--- WHAT TO WORK ON ---
Return every line below as is, leaving out the pictures.
-- Start --
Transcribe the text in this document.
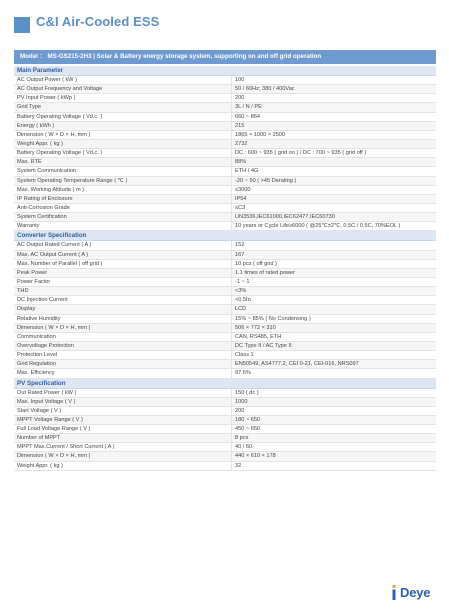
C&I Air-Cooled ESS
Model ： MS-GS215-2H3 | Solar & Battery energy storage system, supporting on and off grid operation
Main Parameter
AC Output Power ( kW )	100
AC Output Frequency and Voltage	50 / 60Hz; 380 / 400Vac
PV Input Power ( kWp )	200
Grid Type	3L / N / PE
Battery Operating Voltage ( Vd.c. )	660 ~ 864
Energy ( kWh )	215
Dimension ( W × D × H, mm )	1865 × 1000 × 2500
Weight Appr. ( kg )	2732
Battery Operating Voltage ( Vd.c. )	DC : 600 ~ 935 ( grid on ) / DC : 700 ~ 935 ( grid off )
Max. RTE	88%
System Communication	ETH / 4G
System Operating Temperature Range ( ℃ )	-20 ~ 50 ( >45 Derating )
Max. Working Altitude ( m )	≤3000
IP Rating of Enclosure	IP54
Anti-Corrosion Grade	≤C3
System Certification	UN3536,IEC61000,IEC62477,IEC60730
Warranty	10 years or Cycle Life≥6000 ( @25℃±2℃, 0.5C / 0.5C, 70%EOL )
Converter Specification
AC Output Rated Current ( A )	152
Max. AC Output Current ( A )	167
Max. Number of Parallel ( off grid )	10 pcs ( off grid )
Peak Power	1.1 times of rated power
Power Factor	-1 ~ 1
THD	<3%
DC Injection Current	<0.5In
Display	LCD
Relative Humidity	15% ~ 85% ( No Condensing )
Dimension ( W × D × H, mm )	506 × 772 × 310
Communication	CAN, RS485, ETH
Overvoltage Protection	DC Type II / AC Type II
Protection Level	Class 1
Grid Regulation	EN50549, AS4777.2, CEI 0-21, CEI-016, NRS097
Max. Efficiency	97.6%
PV Specification
Out Rated Power ( kW )	150 ( dc )
Max. Input Voltage ( V )	1000
Start Voltage ( V )	200
MPPT Voltage Range ( V )	180 ~ 650
Full Load Voltage Range ( V )	450 ~ 650
Number of MPPT	8 pcs
MPPT Max.Current / Short Current ( A )	40 / 60
Dimension ( W × D × H, mm )	440 × 610 × 178
Weight Appr. ( kg )	32
Deye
-- End --
--- TASK RESULT ---
Transcribe the text in this document.
C&I Air-Cooled ESS
Model ： MS-GS215-2H3 | Solar & Battery energy storage system, supporting on and off grid operation
Main Parameter
AC Output Power ( kW )	100
AC Output Frequency and Voltage	50 / 60Hz; 380 / 400Vac
PV Input Power ( kWp )	200
Grid Type	3L / N / PE
Battery Operating Voltage ( Vd.c. )	660 ~ 864
Energy ( kWh )	215
Dimension ( W × D × H, mm )	1865 × 1000 × 2500
Weight Appr. ( kg )	2732
Battery Operating Voltage ( Vd.c. )	DC : 600 ~ 935 ( grid on ) / DC : 700 ~ 935 ( grid off )
Max. RTE	88%
System Communication	ETH / 4G
System Operating Temperature Range ( ℃ )	-20 ~ 50 ( >45 Derating )
Max. Working Altitude ( m )	≤3000
IP Rating of Enclosure	IP54
Anti-Corrosion Grade	≤C3
System Certification	UN3536,IEC61000,IEC62477,IEC60730
Warranty	10 years or Cycle Life≥6000 ( @25℃±2℃, 0.5C / 0.5C, 70%EOL )
Converter Specification
AC Output Rated Current ( A )	152
Max. AC Output Current ( A )	167
Max. Number of Parallel ( off grid )	10 pcs ( off grid )
Peak Power	1.1 times of rated power
Power Factor	-1 ~ 1
THD	<3%
DC Injection Current	<0.5In
Display	LCD
Relative Humidity	15% ~ 85% ( No Condensing )
Dimension ( W × D × H, mm )	506 × 772 × 310
Communication	CAN, RS485, ETH
Overvoltage Protection	DC Type II / AC Type II
Protection Level	Class 1
Grid Regulation	EN50549, AS4777.2, CEI 0-21, CEI-016, NRS097
Max. Efficiency	97.6%
PV Specification
Out Rated Power ( kW )	150 ( dc )
Max. Input Voltage ( V )	1000
Start Voltage ( V )	200
MPPT Voltage Range ( V )	180 ~ 650
Full Load Voltage Range ( V )	450 ~ 650
Number of MPPT	8 pcs
MPPT Max.Current / Short Current ( A )	40 / 60
Dimension ( W × D × H, mm )	440 × 610 × 178
Weight Appr. ( kg )	32
Deye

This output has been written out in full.